• **Exercise materials**
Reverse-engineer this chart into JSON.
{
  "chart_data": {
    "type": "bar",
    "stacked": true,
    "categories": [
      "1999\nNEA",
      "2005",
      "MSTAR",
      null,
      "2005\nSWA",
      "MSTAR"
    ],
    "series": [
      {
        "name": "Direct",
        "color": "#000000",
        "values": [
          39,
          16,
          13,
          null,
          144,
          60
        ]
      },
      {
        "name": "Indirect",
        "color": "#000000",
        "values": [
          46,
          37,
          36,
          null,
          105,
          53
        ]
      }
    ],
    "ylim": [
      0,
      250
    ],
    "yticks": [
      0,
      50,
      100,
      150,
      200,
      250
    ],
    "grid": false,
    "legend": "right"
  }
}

• **Goal of the exercise**
From the listing above, extract every line exactly as it stands.

• **The result**
Reverse-engineer this chart into JSON.
{
  "chart_data": {
    "type": "bar",
    "stacked": true,
    "categories": [
      "1999\nNEA",
      "2005",
      "MSTAR",
      null,
      "2005\nSWA",
      "MSTAR"
    ],
    "series": [
      {
        "name": "Direct",
        "color": "#000000",
        "values": [
          39,
          16,
          13,
          null,
          144,
          60
        ]
      },
      {
        "name": "Indirect",
        "color": "#000000",
        "values": [
          46,
          37,
          36,
          null,
          105,
          53
        ]
      }
    ],
    "ylim": [
      0,
      250
    ],
    "yticks": [
      0,
      50,
      100,
      150,
      200,
      250
    ],
    "grid": false,
    "legend": "right"
  }
}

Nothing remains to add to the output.